#### INPUT ####

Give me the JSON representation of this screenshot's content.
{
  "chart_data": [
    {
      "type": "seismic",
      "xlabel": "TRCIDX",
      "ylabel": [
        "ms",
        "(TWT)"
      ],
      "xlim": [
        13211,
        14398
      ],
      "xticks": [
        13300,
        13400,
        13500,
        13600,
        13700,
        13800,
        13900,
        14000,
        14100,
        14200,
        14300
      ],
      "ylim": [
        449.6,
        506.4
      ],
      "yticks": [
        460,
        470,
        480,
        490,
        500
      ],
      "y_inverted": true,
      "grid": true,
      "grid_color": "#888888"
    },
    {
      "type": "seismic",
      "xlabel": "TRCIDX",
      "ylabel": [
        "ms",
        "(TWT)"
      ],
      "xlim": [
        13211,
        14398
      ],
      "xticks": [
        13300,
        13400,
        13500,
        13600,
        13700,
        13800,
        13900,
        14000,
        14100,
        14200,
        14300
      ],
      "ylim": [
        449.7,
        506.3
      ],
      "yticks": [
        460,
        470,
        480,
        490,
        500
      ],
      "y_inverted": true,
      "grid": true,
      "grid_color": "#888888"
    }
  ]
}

####

**WHAT THE EXERCISE ASKS**
Transcribe every entry verbatim.

**EXPECTED ANSWER**
Give me the JSON representation of this screenshot's content.
{
  "chart_data": [
    {
      "type": "seismic",
      "xlabel": "TRCIDX",
      "ylabel": [
        "ms",
        "(TWT)"
      ],
      "xlim": [
        13211,
        14398
      ],
      "xticks": [
        13300,
        13400,
        13500,
        13600,
        13700,
        13800,
        13900,
        14000,
        14100,
        14200,
        14300
      ],
      "ylim": [
        449.6,
        506.4
      ],
      "yticks": [
        460,
        470,
        480,
        490,
        500
      ],
      "y_inverted": true,
      "grid": true,
      "grid_color": "#888888"
    },
    {
      "type": "seismic",
      "xlabel": "TRCIDX",
      "ylabel": [
        "ms",
        "(TWT)"
      ],
      "xlim": [
        13211,
        14398
      ],
      "xticks": [
        13300,
        13400,
        13500,
        13600,
        13700,
        13800,
        13900,
        14000,
        14100,
        14200,
        14300
      ],
      "ylim": [
        449.7,
        506.3
      ],
      "yticks": [
        460,
        470,
        480,
        490,
        500
      ],
      "y_inverted": true,
      "grid": true,
      "grid_color": "#888888"
    }
  ]
}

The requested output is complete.